Data entries
□ □ □ □

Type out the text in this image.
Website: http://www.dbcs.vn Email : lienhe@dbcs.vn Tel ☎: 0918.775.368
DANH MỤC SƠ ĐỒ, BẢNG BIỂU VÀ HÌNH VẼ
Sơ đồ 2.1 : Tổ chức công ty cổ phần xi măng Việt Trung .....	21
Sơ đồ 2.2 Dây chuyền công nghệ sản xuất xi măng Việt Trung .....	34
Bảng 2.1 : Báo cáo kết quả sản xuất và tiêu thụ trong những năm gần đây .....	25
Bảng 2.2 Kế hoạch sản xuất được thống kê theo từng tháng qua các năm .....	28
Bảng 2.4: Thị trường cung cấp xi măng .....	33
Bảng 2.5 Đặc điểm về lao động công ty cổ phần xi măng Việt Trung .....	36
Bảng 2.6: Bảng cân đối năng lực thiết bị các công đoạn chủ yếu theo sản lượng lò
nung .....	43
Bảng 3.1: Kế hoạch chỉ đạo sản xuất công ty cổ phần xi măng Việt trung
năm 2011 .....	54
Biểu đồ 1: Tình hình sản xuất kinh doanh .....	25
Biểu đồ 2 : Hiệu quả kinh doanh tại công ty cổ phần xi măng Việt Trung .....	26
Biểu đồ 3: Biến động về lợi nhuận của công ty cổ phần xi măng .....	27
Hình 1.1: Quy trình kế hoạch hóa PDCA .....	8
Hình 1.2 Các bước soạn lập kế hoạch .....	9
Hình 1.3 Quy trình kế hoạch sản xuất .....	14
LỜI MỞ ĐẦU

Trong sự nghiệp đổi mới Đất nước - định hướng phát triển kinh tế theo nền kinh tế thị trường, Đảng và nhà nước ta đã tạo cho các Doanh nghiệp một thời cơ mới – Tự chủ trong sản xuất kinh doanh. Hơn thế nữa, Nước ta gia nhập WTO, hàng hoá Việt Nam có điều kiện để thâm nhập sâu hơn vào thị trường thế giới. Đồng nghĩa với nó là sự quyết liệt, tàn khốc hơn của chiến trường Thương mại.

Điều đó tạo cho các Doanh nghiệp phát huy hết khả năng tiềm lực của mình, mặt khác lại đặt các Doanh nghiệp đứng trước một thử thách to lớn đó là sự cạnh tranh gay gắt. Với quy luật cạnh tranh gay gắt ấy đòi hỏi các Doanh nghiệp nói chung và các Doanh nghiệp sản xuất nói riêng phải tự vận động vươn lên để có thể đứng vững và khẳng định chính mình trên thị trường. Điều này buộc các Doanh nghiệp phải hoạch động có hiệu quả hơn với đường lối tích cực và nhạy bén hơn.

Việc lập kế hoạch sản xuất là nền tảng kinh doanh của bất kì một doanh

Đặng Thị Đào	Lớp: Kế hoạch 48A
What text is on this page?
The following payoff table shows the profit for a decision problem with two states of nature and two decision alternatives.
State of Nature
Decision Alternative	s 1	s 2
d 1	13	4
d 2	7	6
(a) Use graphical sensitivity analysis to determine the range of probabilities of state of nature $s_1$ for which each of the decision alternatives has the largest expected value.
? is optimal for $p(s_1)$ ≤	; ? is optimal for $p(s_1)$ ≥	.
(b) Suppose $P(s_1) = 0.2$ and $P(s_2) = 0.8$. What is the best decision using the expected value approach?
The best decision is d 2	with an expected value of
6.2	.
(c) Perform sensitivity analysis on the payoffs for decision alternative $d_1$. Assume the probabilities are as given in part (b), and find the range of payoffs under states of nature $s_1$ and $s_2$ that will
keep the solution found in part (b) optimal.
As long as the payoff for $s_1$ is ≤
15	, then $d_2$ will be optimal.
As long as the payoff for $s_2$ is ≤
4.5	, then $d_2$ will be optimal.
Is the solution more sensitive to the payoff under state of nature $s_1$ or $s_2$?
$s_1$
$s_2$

□ □ □ □

Give the lines exactly as they stand, from the line with "What text is on this page?" through the end of the material.

_SOLVED PROBLEM_
What text is on this page?
The following payoff table shows the profit for a decision problem with two states of nature and two decision alternatives.
State of Nature
Decision Alternative	s 1	s 2
d 1	13	4
d 2	7	6
(a) Use graphical sensitivity analysis to determine the range of probabilities of state of nature $s_1$ for which each of the decision alternatives has the largest expected value.
? is optimal for $p(s_1)$ ≤	; ? is optimal for $p(s_1)$ ≥	.
(b) Suppose $P(s_1) = 0.2$ and $P(s_2) = 0.8$. What is the best decision using the expected value approach?
The best decision is d 2	with an expected value of
6.2	.
(c) Perform sensitivity analysis on the payoffs for decision alternative $d_1$. Assume the probabilities are as given in part (b), and find the range of payoffs under states of nature $s_1$ and $s_2$ that will
keep the solution found in part (b) optimal.
As long as the payoff for $s_1$ is ≤
15	, then $d_2$ will be optimal.
As long as the payoff for $s_2$ is ≤
4.5	, then $d_2$ will be optimal.
Is the solution more sensitive to the payoff under state of nature $s_1$ or $s_2$?
$s_1$
$s_2$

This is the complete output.